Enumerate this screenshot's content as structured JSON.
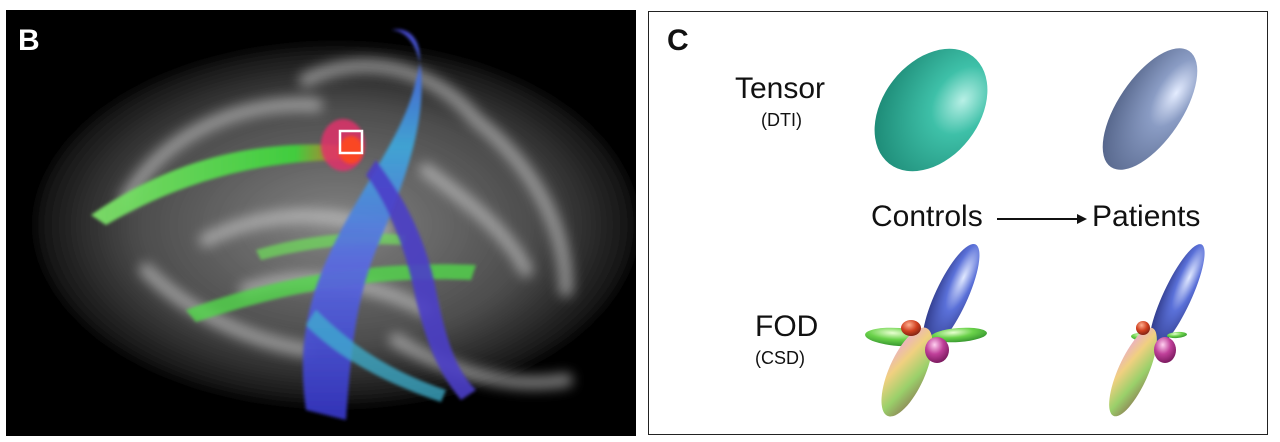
{
  "panel_b": {
    "letter": "B"
  },
  "panel_c": {
    "letter": "C",
    "tensor_label": "Tensor",
    "tensor_sub": "(DTI)",
    "fod_label": "FOD",
    "fod_sub": "(CSD)",
    "controls_label": "Controls",
    "patients_label": "Patients"
  },
  "colors": {
    "tensor_controls": "#2bb39a",
    "tensor_patients": "#7b8db3",
    "frame": "#222222",
    "roi_box": "#ffffff"
  }
}
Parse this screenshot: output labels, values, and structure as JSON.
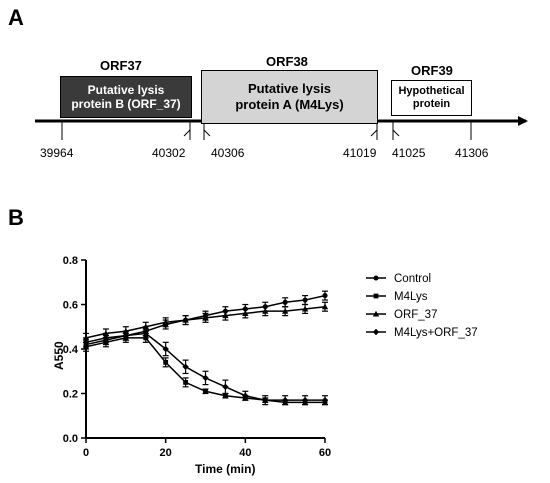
{
  "panel_a": {
    "letter": "A",
    "orfs": [
      {
        "name": "ORF37",
        "box_lines": [
          "Putative lysis",
          "protein B (ORF_37)"
        ],
        "fill": "#3a3a3a",
        "text_color": "#ffffff"
      },
      {
        "name": "ORF38",
        "box_lines": [
          "Putative lysis",
          "protein A (M4Lys)"
        ],
        "fill": "#d4d4d4",
        "text_color": "#000000"
      },
      {
        "name": "ORF39",
        "box_lines": [
          "Hypothetical",
          "protein"
        ],
        "fill": "#ffffff",
        "text_color": "#000000"
      }
    ],
    "coordinates": [
      "39964",
      "40302",
      "40306",
      "41019",
      "41025",
      "41306"
    ]
  },
  "panel_b": {
    "letter": "B",
    "chart_data": {
      "type": "line",
      "xlabel": "Time (min)",
      "ylabel": "A550",
      "xlim": [
        0,
        60
      ],
      "ylim": [
        0.0,
        0.8
      ],
      "xticks": [
        0,
        20,
        40,
        60
      ],
      "yticks": [
        0.0,
        0.2,
        0.4,
        0.6,
        0.8
      ],
      "ytick_labels": [
        "0.0",
        "0.2",
        "0.4",
        "0.6",
        "0.8"
      ],
      "grid": false,
      "legend_position": "top-right",
      "x": [
        0,
        5,
        10,
        15,
        20,
        25,
        30,
        35,
        40,
        45,
        50,
        55,
        60
      ],
      "series": [
        {
          "name": "Control",
          "marker": "circle",
          "values": [
            0.42,
            0.44,
            0.46,
            0.48,
            0.51,
            0.53,
            0.55,
            0.57,
            0.58,
            0.59,
            0.61,
            0.62,
            0.64
          ],
          "errors": [
            0.02,
            0.02,
            0.02,
            0.02,
            0.02,
            0.02,
            0.02,
            0.02,
            0.02,
            0.02,
            0.02,
            0.02,
            0.02
          ]
        },
        {
          "name": "M4Lys",
          "marker": "square",
          "values": [
            0.41,
            0.43,
            0.45,
            0.45,
            0.34,
            0.25,
            0.21,
            0.19,
            0.18,
            0.17,
            0.16,
            0.16,
            0.16
          ],
          "errors": [
            0.02,
            0.02,
            0.02,
            0.02,
            0.02,
            0.02,
            0.01,
            0.01,
            0.01,
            0.01,
            0.01,
            0.01,
            0.01
          ]
        },
        {
          "name": "ORF_37",
          "marker": "triangle",
          "values": [
            0.45,
            0.47,
            0.48,
            0.5,
            0.52,
            0.53,
            0.54,
            0.55,
            0.56,
            0.57,
            0.57,
            0.58,
            0.59
          ],
          "errors": [
            0.02,
            0.02,
            0.02,
            0.02,
            0.02,
            0.02,
            0.02,
            0.02,
            0.02,
            0.02,
            0.02,
            0.02,
            0.02
          ]
        },
        {
          "name": "M4Lys+ORF_37",
          "marker": "diamond",
          "values": [
            0.43,
            0.45,
            0.46,
            0.47,
            0.4,
            0.32,
            0.27,
            0.23,
            0.19,
            0.17,
            0.17,
            0.17,
            0.17
          ],
          "errors": [
            0.02,
            0.02,
            0.02,
            0.02,
            0.03,
            0.03,
            0.03,
            0.03,
            0.02,
            0.02,
            0.02,
            0.02,
            0.02
          ]
        }
      ]
    }
  }
}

Problem statement:
How many lines of the entries contain "marker"? Answer with a number alone.

Worked solution:
4